== TASK BRIEF ==
Reproduce the lines below word for word, from the first one through the line containing "colorbar-tick-label: 9 <box>1107", including both ends.
↓
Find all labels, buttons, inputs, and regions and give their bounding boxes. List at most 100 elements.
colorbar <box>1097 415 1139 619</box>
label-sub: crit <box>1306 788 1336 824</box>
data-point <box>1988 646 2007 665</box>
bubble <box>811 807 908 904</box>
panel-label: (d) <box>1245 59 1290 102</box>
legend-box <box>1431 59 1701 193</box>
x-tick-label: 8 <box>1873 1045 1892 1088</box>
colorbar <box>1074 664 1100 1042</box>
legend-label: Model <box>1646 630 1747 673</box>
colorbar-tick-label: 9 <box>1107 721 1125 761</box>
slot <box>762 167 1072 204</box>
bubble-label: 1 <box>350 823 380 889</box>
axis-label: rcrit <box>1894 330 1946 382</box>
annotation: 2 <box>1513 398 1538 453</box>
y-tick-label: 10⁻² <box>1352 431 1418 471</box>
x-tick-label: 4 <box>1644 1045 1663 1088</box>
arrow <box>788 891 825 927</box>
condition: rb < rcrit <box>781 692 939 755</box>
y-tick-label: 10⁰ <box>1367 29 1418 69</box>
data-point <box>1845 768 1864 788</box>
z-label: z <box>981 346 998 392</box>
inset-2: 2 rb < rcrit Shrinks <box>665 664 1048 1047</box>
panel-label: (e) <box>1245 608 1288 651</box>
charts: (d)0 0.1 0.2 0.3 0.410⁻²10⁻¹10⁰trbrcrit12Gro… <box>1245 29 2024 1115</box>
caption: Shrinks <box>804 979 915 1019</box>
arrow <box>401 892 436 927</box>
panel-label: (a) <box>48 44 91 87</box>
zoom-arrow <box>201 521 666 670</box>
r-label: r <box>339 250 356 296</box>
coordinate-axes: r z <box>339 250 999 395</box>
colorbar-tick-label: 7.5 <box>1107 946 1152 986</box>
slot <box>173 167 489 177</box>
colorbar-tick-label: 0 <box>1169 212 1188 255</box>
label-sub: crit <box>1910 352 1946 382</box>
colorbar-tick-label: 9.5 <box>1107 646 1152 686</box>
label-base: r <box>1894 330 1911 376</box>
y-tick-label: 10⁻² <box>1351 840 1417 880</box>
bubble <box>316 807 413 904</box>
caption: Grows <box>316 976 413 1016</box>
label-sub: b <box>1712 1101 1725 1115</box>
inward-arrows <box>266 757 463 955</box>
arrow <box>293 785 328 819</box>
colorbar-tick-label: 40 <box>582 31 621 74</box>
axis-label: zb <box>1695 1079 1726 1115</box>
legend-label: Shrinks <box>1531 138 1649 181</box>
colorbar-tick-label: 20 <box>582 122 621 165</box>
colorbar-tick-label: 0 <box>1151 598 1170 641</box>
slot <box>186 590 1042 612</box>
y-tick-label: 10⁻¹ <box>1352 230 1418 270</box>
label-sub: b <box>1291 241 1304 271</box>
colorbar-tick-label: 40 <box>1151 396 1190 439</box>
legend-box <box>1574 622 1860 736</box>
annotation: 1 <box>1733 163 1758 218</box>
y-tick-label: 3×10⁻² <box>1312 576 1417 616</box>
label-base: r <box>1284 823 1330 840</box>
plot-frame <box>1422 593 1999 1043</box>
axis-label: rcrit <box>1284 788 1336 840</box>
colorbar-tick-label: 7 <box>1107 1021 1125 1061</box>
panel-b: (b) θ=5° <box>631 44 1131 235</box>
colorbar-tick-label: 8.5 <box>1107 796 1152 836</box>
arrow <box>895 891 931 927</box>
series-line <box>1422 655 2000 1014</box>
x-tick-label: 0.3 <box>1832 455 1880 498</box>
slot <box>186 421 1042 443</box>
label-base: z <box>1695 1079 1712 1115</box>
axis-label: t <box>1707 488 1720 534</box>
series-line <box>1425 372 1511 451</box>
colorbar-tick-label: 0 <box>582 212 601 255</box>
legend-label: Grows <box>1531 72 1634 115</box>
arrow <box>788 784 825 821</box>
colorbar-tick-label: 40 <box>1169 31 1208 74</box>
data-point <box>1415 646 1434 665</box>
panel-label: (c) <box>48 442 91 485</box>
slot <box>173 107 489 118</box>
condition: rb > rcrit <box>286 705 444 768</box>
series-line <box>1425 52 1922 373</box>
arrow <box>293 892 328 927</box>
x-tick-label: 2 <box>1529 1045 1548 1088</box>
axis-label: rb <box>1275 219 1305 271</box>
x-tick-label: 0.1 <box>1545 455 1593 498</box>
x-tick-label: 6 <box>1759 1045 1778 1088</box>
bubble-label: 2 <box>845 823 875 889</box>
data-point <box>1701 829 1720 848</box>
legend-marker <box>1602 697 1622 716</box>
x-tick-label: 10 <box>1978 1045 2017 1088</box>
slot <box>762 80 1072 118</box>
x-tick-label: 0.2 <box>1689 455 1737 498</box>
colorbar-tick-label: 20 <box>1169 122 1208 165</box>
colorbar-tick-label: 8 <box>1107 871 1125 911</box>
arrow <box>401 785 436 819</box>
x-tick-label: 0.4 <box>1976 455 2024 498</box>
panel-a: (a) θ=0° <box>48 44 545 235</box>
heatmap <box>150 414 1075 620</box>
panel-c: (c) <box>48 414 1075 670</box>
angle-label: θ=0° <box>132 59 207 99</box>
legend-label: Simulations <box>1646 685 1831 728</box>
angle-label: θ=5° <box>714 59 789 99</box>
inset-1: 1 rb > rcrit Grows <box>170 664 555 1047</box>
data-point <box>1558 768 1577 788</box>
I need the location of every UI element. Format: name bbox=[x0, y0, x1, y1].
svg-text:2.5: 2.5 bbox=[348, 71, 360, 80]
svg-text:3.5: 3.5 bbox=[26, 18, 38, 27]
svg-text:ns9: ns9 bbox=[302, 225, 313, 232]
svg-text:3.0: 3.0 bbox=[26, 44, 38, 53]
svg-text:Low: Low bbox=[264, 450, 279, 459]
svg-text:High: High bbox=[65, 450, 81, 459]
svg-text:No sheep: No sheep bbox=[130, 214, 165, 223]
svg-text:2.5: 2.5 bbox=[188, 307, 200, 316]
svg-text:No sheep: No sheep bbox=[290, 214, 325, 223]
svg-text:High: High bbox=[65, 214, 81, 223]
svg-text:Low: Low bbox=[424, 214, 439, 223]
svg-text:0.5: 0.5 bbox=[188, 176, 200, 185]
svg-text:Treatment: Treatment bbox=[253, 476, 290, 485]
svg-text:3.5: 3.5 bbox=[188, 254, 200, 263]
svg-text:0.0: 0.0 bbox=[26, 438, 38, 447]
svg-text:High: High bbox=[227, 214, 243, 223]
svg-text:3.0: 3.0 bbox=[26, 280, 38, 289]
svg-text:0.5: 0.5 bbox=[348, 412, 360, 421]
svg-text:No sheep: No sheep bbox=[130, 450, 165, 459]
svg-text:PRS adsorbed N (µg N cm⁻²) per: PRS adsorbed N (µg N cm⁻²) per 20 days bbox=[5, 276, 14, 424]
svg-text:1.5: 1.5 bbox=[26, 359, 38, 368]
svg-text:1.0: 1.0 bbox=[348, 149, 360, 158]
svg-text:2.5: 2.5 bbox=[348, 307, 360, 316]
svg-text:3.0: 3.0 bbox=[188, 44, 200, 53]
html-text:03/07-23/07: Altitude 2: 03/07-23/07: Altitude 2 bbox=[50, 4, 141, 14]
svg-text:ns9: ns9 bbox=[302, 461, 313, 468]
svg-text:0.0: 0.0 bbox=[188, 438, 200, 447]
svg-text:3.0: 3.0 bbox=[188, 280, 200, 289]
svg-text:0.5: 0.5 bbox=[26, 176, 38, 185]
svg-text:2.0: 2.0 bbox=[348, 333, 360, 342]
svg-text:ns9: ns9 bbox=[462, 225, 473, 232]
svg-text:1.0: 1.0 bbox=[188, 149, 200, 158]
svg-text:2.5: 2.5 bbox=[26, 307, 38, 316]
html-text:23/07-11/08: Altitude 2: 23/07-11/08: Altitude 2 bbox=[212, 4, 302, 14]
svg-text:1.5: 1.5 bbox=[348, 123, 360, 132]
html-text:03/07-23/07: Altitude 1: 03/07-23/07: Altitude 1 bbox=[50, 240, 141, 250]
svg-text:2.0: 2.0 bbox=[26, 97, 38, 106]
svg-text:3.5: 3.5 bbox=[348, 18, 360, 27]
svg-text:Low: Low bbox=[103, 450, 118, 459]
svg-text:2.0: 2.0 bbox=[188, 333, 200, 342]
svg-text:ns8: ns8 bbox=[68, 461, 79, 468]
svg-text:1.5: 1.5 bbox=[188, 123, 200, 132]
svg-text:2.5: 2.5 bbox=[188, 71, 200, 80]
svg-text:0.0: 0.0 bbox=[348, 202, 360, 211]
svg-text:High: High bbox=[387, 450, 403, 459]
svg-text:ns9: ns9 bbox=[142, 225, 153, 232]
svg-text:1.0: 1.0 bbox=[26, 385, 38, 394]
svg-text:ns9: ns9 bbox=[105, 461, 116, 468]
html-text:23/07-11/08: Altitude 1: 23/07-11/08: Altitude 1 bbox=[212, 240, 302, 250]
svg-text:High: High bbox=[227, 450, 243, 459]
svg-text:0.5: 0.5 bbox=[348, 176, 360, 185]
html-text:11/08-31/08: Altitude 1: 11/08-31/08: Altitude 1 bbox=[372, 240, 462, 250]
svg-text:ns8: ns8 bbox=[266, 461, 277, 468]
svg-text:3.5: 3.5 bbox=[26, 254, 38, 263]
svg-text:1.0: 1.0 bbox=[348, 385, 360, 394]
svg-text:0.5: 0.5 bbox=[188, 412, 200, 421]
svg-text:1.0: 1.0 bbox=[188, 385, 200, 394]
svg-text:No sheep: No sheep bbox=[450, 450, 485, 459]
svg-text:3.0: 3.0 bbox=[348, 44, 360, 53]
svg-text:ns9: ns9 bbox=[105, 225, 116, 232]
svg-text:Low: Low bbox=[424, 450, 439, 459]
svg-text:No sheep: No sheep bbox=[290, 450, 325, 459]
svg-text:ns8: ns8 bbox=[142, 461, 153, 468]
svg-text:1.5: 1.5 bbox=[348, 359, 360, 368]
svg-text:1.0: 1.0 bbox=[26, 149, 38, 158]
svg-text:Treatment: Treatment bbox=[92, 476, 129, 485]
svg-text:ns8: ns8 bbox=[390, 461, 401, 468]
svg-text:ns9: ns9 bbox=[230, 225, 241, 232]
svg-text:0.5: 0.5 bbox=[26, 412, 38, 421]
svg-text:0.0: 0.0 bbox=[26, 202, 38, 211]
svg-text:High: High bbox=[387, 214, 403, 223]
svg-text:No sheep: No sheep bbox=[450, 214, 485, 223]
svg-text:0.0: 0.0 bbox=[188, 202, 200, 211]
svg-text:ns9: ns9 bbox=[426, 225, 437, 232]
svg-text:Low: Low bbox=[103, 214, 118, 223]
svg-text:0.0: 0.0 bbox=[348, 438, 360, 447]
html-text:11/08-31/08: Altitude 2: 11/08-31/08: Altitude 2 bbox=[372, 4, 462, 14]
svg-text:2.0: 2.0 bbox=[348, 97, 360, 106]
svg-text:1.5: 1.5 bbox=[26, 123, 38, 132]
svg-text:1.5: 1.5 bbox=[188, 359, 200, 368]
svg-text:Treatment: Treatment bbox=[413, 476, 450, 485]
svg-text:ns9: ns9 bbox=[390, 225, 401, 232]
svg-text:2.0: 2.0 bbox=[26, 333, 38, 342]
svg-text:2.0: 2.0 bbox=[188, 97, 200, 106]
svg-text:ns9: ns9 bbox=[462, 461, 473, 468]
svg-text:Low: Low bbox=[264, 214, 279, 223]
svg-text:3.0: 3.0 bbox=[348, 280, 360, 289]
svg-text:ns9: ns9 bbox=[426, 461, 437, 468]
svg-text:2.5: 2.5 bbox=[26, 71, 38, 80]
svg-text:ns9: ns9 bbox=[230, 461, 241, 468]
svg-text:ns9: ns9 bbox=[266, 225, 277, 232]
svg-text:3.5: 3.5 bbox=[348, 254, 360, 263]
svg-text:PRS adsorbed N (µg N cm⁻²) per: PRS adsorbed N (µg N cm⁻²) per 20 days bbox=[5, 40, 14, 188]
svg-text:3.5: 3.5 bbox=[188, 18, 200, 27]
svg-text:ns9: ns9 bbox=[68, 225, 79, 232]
↑
== TASK ANSWER ==
Find all labels, buttons, inputs, and regions and give their bounding boxes. List at most 100 elements.
colorbar <box>1097 415 1139 619</box>
label-sub: crit <box>1306 788 1336 824</box>
data-point <box>1988 646 2007 665</box>
bubble <box>811 807 908 904</box>
panel-label: (d) <box>1245 59 1290 102</box>
legend-box <box>1431 59 1701 193</box>
x-tick-label: 8 <box>1873 1045 1892 1088</box>
colorbar <box>1074 664 1100 1042</box>
legend-label: Model <box>1646 630 1747 673</box>
colorbar-tick-label: 9 <box>1107 721 1125 761</box>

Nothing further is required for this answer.